[Stored data entries]
_ _ _ _ _

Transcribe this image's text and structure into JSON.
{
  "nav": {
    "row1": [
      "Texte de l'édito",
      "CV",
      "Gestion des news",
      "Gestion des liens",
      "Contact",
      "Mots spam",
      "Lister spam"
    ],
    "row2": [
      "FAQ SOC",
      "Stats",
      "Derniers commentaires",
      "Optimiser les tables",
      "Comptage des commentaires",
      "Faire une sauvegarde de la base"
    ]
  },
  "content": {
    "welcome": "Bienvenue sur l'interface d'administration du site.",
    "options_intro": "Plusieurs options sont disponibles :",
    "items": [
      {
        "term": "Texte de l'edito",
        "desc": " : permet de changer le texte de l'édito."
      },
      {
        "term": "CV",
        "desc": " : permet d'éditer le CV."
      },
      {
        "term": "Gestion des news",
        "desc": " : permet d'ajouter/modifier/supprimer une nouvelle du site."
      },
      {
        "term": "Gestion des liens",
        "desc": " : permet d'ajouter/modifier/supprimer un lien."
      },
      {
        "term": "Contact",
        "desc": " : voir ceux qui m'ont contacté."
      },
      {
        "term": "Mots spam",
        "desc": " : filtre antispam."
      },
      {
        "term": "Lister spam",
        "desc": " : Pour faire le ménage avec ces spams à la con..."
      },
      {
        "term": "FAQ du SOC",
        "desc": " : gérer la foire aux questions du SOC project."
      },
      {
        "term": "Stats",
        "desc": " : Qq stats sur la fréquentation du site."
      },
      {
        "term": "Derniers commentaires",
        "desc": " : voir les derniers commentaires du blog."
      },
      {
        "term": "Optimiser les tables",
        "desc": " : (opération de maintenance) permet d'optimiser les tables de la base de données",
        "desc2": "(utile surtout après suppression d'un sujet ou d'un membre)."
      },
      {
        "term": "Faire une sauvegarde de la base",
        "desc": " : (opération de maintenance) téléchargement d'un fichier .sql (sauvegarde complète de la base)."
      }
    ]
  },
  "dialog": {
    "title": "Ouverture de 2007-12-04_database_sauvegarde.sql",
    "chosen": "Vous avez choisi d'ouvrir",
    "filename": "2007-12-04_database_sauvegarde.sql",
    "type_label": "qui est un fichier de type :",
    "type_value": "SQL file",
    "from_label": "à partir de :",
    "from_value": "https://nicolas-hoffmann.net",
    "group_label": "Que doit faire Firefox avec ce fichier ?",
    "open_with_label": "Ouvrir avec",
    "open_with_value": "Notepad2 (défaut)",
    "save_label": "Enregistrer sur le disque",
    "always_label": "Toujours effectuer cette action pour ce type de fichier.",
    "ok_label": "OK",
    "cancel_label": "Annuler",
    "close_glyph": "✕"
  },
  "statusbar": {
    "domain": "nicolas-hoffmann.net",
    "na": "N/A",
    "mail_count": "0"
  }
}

_ _ _ _ _

## REQUIREMENT
For each line of the entries that includes "avec", show that line.

## ANSWER IN FULL
        "desc": " : Pour faire le ménage avec ces spams à la con..."
    "group_label": "Que doit faire Firefox avec ce fichier ?",
    "open_with_label": "Ouvrir avec",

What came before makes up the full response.